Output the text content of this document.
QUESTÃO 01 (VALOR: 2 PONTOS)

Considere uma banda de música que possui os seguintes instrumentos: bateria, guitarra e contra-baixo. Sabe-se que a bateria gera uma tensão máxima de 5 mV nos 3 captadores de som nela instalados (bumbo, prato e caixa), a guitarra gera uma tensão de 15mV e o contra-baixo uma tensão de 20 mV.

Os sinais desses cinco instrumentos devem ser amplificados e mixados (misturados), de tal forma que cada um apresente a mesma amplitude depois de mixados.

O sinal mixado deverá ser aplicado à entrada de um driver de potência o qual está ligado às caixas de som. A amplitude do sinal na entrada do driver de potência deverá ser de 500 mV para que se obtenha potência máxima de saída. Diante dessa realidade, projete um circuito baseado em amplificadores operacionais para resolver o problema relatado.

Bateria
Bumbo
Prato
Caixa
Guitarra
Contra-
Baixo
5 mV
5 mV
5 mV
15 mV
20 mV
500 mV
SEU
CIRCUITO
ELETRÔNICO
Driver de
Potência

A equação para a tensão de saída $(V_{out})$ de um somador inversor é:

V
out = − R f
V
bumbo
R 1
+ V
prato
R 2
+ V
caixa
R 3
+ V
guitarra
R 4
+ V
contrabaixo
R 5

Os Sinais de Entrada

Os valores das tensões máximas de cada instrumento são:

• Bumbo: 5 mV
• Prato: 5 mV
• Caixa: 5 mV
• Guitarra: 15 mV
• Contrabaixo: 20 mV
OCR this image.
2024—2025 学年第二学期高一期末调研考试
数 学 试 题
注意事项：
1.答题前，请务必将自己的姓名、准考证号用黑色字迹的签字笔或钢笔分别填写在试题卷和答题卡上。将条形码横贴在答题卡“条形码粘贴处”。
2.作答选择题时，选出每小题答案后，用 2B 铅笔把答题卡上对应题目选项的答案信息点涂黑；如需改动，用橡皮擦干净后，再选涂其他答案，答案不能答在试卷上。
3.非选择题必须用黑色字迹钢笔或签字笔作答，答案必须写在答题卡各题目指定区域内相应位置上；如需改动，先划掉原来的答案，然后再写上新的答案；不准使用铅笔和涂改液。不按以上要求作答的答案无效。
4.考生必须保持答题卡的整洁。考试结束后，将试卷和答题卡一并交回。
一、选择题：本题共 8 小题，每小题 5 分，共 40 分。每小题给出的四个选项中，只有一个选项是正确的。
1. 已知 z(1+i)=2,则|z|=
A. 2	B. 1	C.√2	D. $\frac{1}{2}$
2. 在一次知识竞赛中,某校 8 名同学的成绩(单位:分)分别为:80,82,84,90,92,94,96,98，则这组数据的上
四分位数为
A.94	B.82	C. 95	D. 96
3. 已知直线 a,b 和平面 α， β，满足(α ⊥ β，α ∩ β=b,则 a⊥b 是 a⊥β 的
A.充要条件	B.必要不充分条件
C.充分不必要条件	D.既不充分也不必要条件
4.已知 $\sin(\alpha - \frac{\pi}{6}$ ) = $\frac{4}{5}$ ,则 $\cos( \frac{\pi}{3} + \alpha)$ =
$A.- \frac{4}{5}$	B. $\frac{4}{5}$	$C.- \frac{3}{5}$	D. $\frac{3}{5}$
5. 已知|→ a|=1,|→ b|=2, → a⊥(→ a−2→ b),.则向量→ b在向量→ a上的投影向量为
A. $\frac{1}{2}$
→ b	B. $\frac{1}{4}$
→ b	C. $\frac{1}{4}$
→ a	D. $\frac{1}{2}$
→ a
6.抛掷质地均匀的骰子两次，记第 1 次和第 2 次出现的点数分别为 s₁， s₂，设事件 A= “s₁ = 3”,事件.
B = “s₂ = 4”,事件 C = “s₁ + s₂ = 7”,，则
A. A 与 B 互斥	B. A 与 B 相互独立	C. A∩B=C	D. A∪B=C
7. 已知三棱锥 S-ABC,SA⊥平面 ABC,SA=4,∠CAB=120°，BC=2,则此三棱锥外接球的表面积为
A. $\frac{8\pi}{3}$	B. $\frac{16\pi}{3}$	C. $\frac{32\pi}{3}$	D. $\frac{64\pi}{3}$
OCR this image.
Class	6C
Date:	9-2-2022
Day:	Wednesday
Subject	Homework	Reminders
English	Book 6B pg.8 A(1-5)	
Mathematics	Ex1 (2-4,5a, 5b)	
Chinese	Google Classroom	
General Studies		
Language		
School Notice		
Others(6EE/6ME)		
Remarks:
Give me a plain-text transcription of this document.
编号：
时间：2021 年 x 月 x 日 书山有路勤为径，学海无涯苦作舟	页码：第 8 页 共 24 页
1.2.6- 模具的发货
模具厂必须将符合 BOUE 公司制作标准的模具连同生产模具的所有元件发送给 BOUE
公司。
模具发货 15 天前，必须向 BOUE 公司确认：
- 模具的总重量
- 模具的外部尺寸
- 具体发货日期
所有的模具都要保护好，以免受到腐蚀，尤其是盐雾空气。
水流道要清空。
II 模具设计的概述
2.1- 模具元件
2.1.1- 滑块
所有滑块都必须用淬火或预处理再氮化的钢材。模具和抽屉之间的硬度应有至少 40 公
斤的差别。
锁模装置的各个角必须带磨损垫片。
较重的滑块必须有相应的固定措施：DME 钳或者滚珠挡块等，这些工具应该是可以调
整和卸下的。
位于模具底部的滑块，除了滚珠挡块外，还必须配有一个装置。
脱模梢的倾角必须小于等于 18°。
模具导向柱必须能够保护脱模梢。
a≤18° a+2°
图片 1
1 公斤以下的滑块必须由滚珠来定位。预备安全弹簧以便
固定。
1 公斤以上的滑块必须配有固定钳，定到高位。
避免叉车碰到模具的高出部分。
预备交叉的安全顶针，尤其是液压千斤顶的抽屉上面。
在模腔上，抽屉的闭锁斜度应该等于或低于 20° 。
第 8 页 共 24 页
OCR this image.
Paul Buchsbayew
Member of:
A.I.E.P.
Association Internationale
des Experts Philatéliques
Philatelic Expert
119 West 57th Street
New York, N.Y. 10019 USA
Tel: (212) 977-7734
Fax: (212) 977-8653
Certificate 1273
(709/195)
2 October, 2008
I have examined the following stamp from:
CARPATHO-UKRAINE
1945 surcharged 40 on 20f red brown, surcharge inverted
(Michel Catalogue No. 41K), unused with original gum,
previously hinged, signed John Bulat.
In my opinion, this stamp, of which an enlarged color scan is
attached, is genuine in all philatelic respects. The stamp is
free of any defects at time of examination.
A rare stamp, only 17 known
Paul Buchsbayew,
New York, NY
= = =
Copy all of the data exactly.

## Result of the exercise
Output the text content of this document.
QUESTÃO 01 (VALOR: 2 PONTOS)

Considere uma banda de música que possui os seguintes instrumentos: bateria, guitarra e contra-baixo. Sabe-se que a bateria gera uma tensão máxima de 5 mV nos 3 captadores de som nela instalados (bumbo, prato e caixa), a guitarra gera uma tensão de 15mV e o contra-baixo uma tensão de 20 mV.

Os sinais desses cinco instrumentos devem ser amplificados e mixados (misturados), de tal forma que cada um apresente a mesma amplitude depois de mixados.

O sinal mixado deverá ser aplicado à entrada de um driver de potência o qual está ligado às caixas de som. A amplitude do sinal na entrada do driver de potência deverá ser de 500 mV para que se obtenha potência máxima de saída. Diante dessa realidade, projete um circuito baseado em amplificadores operacionais para resolver o problema relatado.

Bateria
Bumbo
Prato
Caixa
Guitarra
Contra-
Baixo
5 mV
5 mV
5 mV
15 mV
20 mV
500 mV
SEU
CIRCUITO
ELETRÔNICO
Driver de
Potência

A equação para a tensão de saída $(V_{out})$ de um somador inversor é:

V
out = − R f
V
bumbo
R 1
+ V
prato
R 2
+ V
caixa
R 3
+ V
guitarra
R 4
+ V
contrabaixo
R 5

Os Sinais de Entrada

Os valores das tensões máximas de cada instrumento são:

• Bumbo: 5 mV
• Prato: 5 mV
• Caixa: 5 mV
• Guitarra: 15 mV
• Contrabaixo: 20 mV
OCR this image.
2024—2025 学年第二学期高一期末调研考试
数 学 试 题
注意事项：
1.答题前，请务必将自己的姓名、准考证号用黑色字迹的签字笔或钢笔分别填写在试题卷和答题卡上。将条形码横贴在答题卡“条形码粘贴处”。
2.作答选择题时，选出每小题答案后，用 2B 铅笔把答题卡上对应题目选项的答案信息点涂黑；如需改动，用橡皮擦干净后，再选涂其他答案，答案不能答在试卷上。
3.非选择题必须用黑色字迹钢笔或签字笔作答，答案必须写在答题卡各题目指定区域内相应位置上；如需改动，先划掉原来的答案，然后再写上新的答案；不准使用铅笔和涂改液。不按以上要求作答的答案无效。
4.考生必须保持答题卡的整洁。考试结束后，将试卷和答题卡一并交回。
一、选择题：本题共 8 小题，每小题 5 分，共 40 分。每小题给出的四个选项中，只有一个选项是正确的。
1. 已知 z(1+i)=2,则|z|=
A. 2	B. 1	C.√2	D. $\frac{1}{2}$
2. 在一次知识竞赛中,某校 8 名同学的成绩(单位:分)分别为:80,82,84,90,92,94,96,98，则这组数据的上
四分位数为
A.94	B.82	C. 95	D. 96
3. 已知直线 a,b 和平面 α， β，满足(α ⊥ β，α ∩ β=b,则 a⊥b 是 a⊥β 的
A.充要条件	B.必要不充分条件
C.充分不必要条件	D.既不充分也不必要条件
4.已知 $\sin(\alpha - \frac{\pi}{6}$ ) = $\frac{4}{5}$ ,则 $\cos( \frac{\pi}{3} + \alpha)$ =
$A.- \frac{4}{5}$	B. $\frac{4}{5}$	$C.- \frac{3}{5}$	D. $\frac{3}{5}$
5. 已知|→ a|=1,|→ b|=2, → a⊥(→ a−2→ b),.则向量→ b在向量→ a上的投影向量为
A. $\frac{1}{2}$
→ b	B. $\frac{1}{4}$
→ b	C. $\frac{1}{4}$
→ a	D. $\frac{1}{2}$
→ a
6.抛掷质地均匀的骰子两次，记第 1 次和第 2 次出现的点数分别为 s₁， s₂，设事件 A= “s₁ = 3”,事件.
B = “s₂ = 4”,事件 C = “s₁ + s₂ = 7”,，则
A. A 与 B 互斥	B. A 与 B 相互独立	C. A∩B=C	D. A∪B=C
7. 已知三棱锥 S-ABC,SA⊥平面 ABC,SA=4,∠CAB=120°，BC=2,则此三棱锥外接球的表面积为
A. $\frac{8\pi}{3}$	B. $\frac{16\pi}{3}$	C. $\frac{32\pi}{3}$	D. $\frac{64\pi}{3}$
OCR this image.
Class	6C
Date:	9-2-2022
Day:	Wednesday
Subject	Homework	Reminders
English	Book 6B pg.8 A(1-5)	
Mathematics	Ex1 (2-4,5a, 5b)	
Chinese	Google Classroom	
General Studies		
Language		
School Notice		
Others(6EE/6ME)		
Remarks:
Give me a plain-text transcription of this document.
编号：
时间：2021 年 x 月 x 日 书山有路勤为径，学海无涯苦作舟	页码：第 8 页 共 24 页
1.2.6- 模具的发货
模具厂必须将符合 BOUE 公司制作标准的模具连同生产模具的所有元件发送给 BOUE
公司。
模具发货 15 天前，必须向 BOUE 公司确认：
- 模具的总重量
- 模具的外部尺寸
- 具体发货日期
所有的模具都要保护好，以免受到腐蚀，尤其是盐雾空气。
水流道要清空。
II 模具设计的概述
2.1- 模具元件
2.1.1- 滑块
所有滑块都必须用淬火或预处理再氮化的钢材。模具和抽屉之间的硬度应有至少 40 公
斤的差别。
锁模装置的各个角必须带磨损垫片。
较重的滑块必须有相应的固定措施：DME 钳或者滚珠挡块等，这些工具应该是可以调
整和卸下的。
位于模具底部的滑块，除了滚珠挡块外，还必须配有一个装置。
脱模梢的倾角必须小于等于 18°。
模具导向柱必须能够保护脱模梢。
a≤18° a+2°
图片 1
1 公斤以下的滑块必须由滚珠来定位。预备安全弹簧以便
固定。
1 公斤以上的滑块必须配有固定钳，定到高位。
避免叉车碰到模具的高出部分。
预备交叉的安全顶针，尤其是液压千斤顶的抽屉上面。
在模腔上，抽屉的闭锁斜度应该等于或低于 20° 。
第 8 页 共 24 页
OCR this image.
Paul Buchsbayew
Member of:
A.I.E.P.
Association Internationale
des Experts Philatéliques
Philatelic Expert
119 West 57th Street
New York, N.Y. 10019 USA
Tel: (212) 977-7734
Fax: (212) 977-8653
Certificate 1273
(709/195)
2 October, 2008
I have examined the following stamp from:
CARPATHO-UKRAINE
1945 surcharged 40 on 20f red brown, surcharge inverted
(Michel Catalogue No. 41K), unused with original gum,
previously hinged, signed John Bulat.
In my opinion, this stamp, of which an enlarged color scan is
attached, is genuine in all philatelic respects. The stamp is
free of any defects at time of examination.
A rare stamp, only 17 known
Paul Buchsbayew,
New York, NY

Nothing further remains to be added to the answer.